#### [Exercise objective]
Here are some records; return them all exactly.

** Begin Supplied material **

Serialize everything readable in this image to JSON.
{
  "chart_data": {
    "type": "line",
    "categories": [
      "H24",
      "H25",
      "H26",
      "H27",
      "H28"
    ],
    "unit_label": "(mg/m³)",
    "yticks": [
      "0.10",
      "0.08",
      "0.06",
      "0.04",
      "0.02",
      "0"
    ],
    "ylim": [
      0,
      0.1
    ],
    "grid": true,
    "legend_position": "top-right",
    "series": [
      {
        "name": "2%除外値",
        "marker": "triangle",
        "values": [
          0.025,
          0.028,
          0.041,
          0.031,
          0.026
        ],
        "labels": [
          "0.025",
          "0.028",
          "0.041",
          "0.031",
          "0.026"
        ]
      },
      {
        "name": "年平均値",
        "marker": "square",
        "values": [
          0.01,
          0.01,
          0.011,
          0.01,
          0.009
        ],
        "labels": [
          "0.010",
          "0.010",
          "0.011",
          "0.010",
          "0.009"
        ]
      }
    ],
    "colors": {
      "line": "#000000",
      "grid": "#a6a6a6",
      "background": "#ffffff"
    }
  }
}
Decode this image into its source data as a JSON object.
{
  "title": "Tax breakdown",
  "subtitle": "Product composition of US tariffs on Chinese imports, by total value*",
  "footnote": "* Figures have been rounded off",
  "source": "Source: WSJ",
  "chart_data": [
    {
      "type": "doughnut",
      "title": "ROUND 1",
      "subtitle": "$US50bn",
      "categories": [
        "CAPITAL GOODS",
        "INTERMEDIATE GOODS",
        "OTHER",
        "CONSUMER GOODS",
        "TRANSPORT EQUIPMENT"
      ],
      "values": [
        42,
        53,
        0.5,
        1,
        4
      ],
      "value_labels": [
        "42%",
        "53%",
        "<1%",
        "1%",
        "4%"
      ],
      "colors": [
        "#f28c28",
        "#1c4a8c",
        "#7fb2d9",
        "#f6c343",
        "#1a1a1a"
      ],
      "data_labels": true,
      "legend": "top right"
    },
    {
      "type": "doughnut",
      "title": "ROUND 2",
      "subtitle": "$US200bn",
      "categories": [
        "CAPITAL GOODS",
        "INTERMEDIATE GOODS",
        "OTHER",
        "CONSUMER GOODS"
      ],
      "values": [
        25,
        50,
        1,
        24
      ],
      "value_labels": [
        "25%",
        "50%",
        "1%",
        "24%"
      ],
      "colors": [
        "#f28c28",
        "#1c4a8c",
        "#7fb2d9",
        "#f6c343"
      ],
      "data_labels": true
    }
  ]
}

** End Supplied material **

#### [Solved problem]
Serialize everything readable in this image to JSON.
{
  "chart_data": {
    "type": "line",
    "categories": [
      "H24",
      "H25",
      "H26",
      "H27",
      "H28"
    ],
    "unit_label": "(mg/m³)",
    "yticks": [
      "0.10",
      "0.08",
      "0.06",
      "0.04",
      "0.02",
      "0"
    ],
    "ylim": [
      0,
      0.1
    ],
    "grid": true,
    "legend_position": "top-right",
    "series": [
      {
        "name": "2%除外値",
        "marker": "triangle",
        "values": [
          0.025,
          0.028,
          0.041,
          0.031,
          0.026
        ],
        "labels": [
          "0.025",
          "0.028",
          "0.041",
          "0.031",
          "0.026"
        ]
      },
      {
        "name": "年平均値",
        "marker": "square",
        "values": [
          0.01,
          0.01,
          0.011,
          0.01,
          0.009
        ],
        "labels": [
          "0.010",
          "0.010",
          "0.011",
          "0.010",
          "0.009"
        ]
      }
    ],
    "colors": {
      "line": "#000000",
      "grid": "#a6a6a6",
      "background": "#ffffff"
    }
  }
}
Decode this image into its source data as a JSON object.
{
  "title": "Tax breakdown",
  "subtitle": "Product composition of US tariffs on Chinese imports, by total value*",
  "footnote": "* Figures have been rounded off",
  "source": "Source: WSJ",
  "chart_data": [
    {
      "type": "doughnut",
      "title": "ROUND 1",
      "subtitle": "$US50bn",
      "categories": [
        "CAPITAL GOODS",
        "INTERMEDIATE GOODS",
        "OTHER",
        "CONSUMER GOODS",
        "TRANSPORT EQUIPMENT"
      ],
      "values": [
        42,
        53,
        0.5,
        1,
        4
      ],
      "value_labels": [
        "42%",
        "53%",
        "<1%",
        "1%",
        "4%"
      ],
      "colors": [
        "#f28c28",
        "#1c4a8c",
        "#7fb2d9",
        "#f6c343",
        "#1a1a1a"
      ],
      "data_labels": true,
      "legend": "top right"
    },
    {
      "type": "doughnut",
      "title": "ROUND 2",
      "subtitle": "$US200bn",
      "categories": [
        "CAPITAL GOODS",
        "INTERMEDIATE GOODS",
        "OTHER",
        "CONSUMER GOODS"
      ],
      "values": [
        25,
        50,
        1,
        24
      ],
      "value_labels": [
        "25%",
        "50%",
        "1%",
        "24%"
      ],
      "colors": [
        "#f28c28",
        "#1c4a8c",
        "#7fb2d9",
        "#f6c343"
      ],
      "data_labels": true
    }
  ]
}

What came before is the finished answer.